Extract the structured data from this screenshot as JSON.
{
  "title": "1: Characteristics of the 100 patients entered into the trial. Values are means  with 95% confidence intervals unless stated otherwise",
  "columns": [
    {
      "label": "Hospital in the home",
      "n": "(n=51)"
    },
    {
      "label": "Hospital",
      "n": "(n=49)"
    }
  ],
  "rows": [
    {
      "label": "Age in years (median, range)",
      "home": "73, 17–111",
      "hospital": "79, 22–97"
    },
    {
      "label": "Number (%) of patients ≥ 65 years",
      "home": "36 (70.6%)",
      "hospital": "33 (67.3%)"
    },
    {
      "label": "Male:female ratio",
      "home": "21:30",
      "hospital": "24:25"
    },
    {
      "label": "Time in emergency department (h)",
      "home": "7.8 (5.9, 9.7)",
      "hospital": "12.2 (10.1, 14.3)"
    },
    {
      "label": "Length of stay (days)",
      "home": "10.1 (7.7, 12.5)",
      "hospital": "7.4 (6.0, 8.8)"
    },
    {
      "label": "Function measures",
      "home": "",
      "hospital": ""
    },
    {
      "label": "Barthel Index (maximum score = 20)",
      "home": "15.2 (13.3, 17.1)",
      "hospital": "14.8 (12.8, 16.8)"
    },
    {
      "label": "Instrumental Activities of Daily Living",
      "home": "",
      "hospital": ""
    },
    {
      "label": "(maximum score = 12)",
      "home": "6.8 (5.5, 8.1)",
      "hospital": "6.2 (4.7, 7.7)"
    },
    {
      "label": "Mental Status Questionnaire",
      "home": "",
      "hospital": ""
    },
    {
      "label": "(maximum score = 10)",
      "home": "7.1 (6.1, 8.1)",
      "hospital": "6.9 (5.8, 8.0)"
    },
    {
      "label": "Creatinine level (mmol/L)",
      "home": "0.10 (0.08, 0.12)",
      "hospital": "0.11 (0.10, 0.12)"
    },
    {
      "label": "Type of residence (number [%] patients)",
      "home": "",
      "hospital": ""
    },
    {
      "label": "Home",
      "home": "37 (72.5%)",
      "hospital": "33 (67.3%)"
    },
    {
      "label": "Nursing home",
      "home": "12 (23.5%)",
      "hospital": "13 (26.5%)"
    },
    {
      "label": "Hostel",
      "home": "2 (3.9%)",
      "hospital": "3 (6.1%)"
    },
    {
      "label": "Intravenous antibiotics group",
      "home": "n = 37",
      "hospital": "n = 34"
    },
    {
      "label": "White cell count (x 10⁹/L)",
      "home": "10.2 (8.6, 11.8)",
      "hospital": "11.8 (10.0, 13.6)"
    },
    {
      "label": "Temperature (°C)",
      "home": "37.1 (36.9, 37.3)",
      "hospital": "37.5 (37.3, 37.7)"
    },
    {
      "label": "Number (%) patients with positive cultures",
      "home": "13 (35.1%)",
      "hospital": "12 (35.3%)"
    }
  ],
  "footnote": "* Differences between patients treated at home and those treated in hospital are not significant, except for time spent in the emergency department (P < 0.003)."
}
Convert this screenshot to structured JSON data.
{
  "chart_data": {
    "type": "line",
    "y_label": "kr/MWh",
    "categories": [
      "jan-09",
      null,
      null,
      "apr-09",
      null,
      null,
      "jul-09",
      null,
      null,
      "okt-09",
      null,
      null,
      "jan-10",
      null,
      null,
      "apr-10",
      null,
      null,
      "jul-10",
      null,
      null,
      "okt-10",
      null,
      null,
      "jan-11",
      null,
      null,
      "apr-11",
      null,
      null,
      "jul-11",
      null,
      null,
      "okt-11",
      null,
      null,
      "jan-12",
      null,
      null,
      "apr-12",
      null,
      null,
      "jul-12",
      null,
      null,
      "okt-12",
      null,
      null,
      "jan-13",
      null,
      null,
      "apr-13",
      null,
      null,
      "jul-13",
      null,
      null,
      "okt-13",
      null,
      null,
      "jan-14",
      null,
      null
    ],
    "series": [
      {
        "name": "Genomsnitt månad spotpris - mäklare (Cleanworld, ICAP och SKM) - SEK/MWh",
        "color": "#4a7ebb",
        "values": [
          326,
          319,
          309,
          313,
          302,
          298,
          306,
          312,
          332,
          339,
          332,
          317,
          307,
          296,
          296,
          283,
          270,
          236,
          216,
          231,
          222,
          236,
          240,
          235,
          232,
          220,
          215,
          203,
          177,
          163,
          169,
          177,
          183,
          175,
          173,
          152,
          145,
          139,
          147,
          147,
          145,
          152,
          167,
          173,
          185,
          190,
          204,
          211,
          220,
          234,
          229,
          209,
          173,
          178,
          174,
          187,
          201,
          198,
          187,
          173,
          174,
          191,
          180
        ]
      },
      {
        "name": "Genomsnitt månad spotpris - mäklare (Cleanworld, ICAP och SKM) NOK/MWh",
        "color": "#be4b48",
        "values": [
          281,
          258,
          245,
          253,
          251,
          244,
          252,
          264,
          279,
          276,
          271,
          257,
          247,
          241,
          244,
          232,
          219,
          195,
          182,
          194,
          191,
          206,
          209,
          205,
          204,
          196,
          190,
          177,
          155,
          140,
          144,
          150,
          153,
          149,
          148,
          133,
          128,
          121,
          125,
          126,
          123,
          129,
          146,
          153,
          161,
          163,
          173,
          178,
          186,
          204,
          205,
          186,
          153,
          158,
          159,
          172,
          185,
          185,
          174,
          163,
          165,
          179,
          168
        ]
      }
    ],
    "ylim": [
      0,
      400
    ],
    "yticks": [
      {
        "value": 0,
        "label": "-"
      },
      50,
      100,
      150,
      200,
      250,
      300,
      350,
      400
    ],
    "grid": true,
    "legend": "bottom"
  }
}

════════════════════

## Work instructions
All of the entries above need to be reproduced exactly.

## Answer box
Extract the structured data from this screenshot as JSON.
{
  "title": "1: Characteristics of the 100 patients entered into the trial. Values are means  with 95% confidence intervals unless stated otherwise",
  "columns": [
    {
      "label": "Hospital in the home",
      "n": "(n=51)"
    },
    {
      "label": "Hospital",
      "n": "(n=49)"
    }
  ],
  "rows": [
    {
      "label": "Age in years (median, range)",
      "home": "73, 17–111",
      "hospital": "79, 22–97"
    },
    {
      "label": "Number (%) of patients ≥ 65 years",
      "home": "36 (70.6%)",
      "hospital": "33 (67.3%)"
    },
    {
      "label": "Male:female ratio",
      "home": "21:30",
      "hospital": "24:25"
    },
    {
      "label": "Time in emergency department (h)",
      "home": "7.8 (5.9, 9.7)",
      "hospital": "12.2 (10.1, 14.3)"
    },
    {
      "label": "Length of stay (days)",
      "home": "10.1 (7.7, 12.5)",
      "hospital": "7.4 (6.0, 8.8)"
    },
    {
      "label": "Function measures",
      "home": "",
      "hospital": ""
    },
    {
      "label": "Barthel Index (maximum score = 20)",
      "home": "15.2 (13.3, 17.1)",
      "hospital": "14.8 (12.8, 16.8)"
    },
    {
      "label": "Instrumental Activities of Daily Living",
      "home": "",
      "hospital": ""
    },
    {
      "label": "(maximum score = 12)",
      "home": "6.8 (5.5, 8.1)",
      "hospital": "6.2 (4.7, 7.7)"
    },
    {
      "label": "Mental Status Questionnaire",
      "home": "",
      "hospital": ""
    },
    {
      "label": "(maximum score = 10)",
      "home": "7.1 (6.1, 8.1)",
      "hospital": "6.9 (5.8, 8.0)"
    },
    {
      "label": "Creatinine level (mmol/L)",
      "home": "0.10 (0.08, 0.12)",
      "hospital": "0.11 (0.10, 0.12)"
    },
    {
      "label": "Type of residence (number [%] patients)",
      "home": "",
      "hospital": ""
    },
    {
      "label": "Home",
      "home": "37 (72.5%)",
      "hospital": "33 (67.3%)"
    },
    {
      "label": "Nursing home",
      "home": "12 (23.5%)",
      "hospital": "13 (26.5%)"
    },
    {
      "label": "Hostel",
      "home": "2 (3.9%)",
      "hospital": "3 (6.1%)"
    },
    {
      "label": "Intravenous antibiotics group",
      "home": "n = 37",
      "hospital": "n = 34"
    },
    {
      "label": "White cell count (x 10⁹/L)",
      "home": "10.2 (8.6, 11.8)",
      "hospital": "11.8 (10.0, 13.6)"
    },
    {
      "label": "Temperature (°C)",
      "home": "37.1 (36.9, 37.3)",
      "hospital": "37.5 (37.3, 37.7)"
    },
    {
      "label": "Number (%) patients with positive cultures",
      "home": "13 (35.1%)",
      "hospital": "12 (35.3%)"
    }
  ],
  "footnote": "* Differences between patients treated at home and those treated in hospital are not significant, except for time spent in the emergency department (P < 0.003)."
}
Convert this screenshot to structured JSON data.
{
  "chart_data": {
    "type": "line",
    "y_label": "kr/MWh",
    "categories": [
      "jan-09",
      null,
      null,
      "apr-09",
      null,
      null,
      "jul-09",
      null,
      null,
      "okt-09",
      null,
      null,
      "jan-10",
      null,
      null,
      "apr-10",
      null,
      null,
      "jul-10",
      null,
      null,
      "okt-10",
      null,
      null,
      "jan-11",
      null,
      null,
      "apr-11",
      null,
      null,
      "jul-11",
      null,
      null,
      "okt-11",
      null,
      null,
      "jan-12",
      null,
      null,
      "apr-12",
      null,
      null,
      "jul-12",
      null,
      null,
      "okt-12",
      null,
      null,
      "jan-13",
      null,
      null,
      "apr-13",
      null,
      null,
      "jul-13",
      null,
      null,
      "okt-13",
      null,
      null,
      "jan-14",
      null,
      null
    ],
    "series": [
      {
        "name": "Genomsnitt månad spotpris - mäklare (Cleanworld, ICAP och SKM) - SEK/MWh",
        "color": "#4a7ebb",
        "values": [
          326,
          319,
          309,
          313,
          302,
          298,
          306,
          312,
          332,
          339,
          332,
          317,
          307,
          296,
          296,
          283,
          270,
          236,
          216,
          231,
          222,
          236,
          240,
          235,
          232,
          220,
          215,
          203,
          177,
          163,
          169,
          177,
          183,
          175,
          173,
          152,
          145,
          139,
          147,
          147,
          145,
          152,
          167,
          173,
          185,
          190,
          204,
          211,
          220,
          234,
          229,
          209,
          173,
          178,
          174,
          187,
          201,
          198,
          187,
          173,
          174,
          191,
          180
        ]
      },
      {
        "name": "Genomsnitt månad spotpris - mäklare (Cleanworld, ICAP och SKM) NOK/MWh",
        "color": "#be4b48",
        "values": [
          281,
          258,
          245,
          253,
          251,
          244,
          252,
          264,
          279,
          276,
          271,
          257,
          247,
          241,
          244,
          232,
          219,
          195,
          182,
          194,
          191,
          206,
          209,
          205,
          204,
          196,
          190,
          177,
          155,
          140,
          144,
          150,
          153,
          149,
          148,
          133,
          128,
          121,
          125,
          126,
          123,
          129,
          146,
          153,
          161,
          163,
          173,
          178,
          186,
          204,
          205,
          186,
          153,
          158,
          159,
          172,
          185,
          185,
          174,
          163,
          165,
          179,
          168
        ]
      }
    ],
    "ylim": [
      0,
      400
    ],
    "yticks": [
      {
        "value": 0,
        "label": "-"
      },
      50,
      100,
      150,
      200,
      250,
      300,
      350,
      400
    ],
    "grid": true,
    "legend": "bottom"
  }
}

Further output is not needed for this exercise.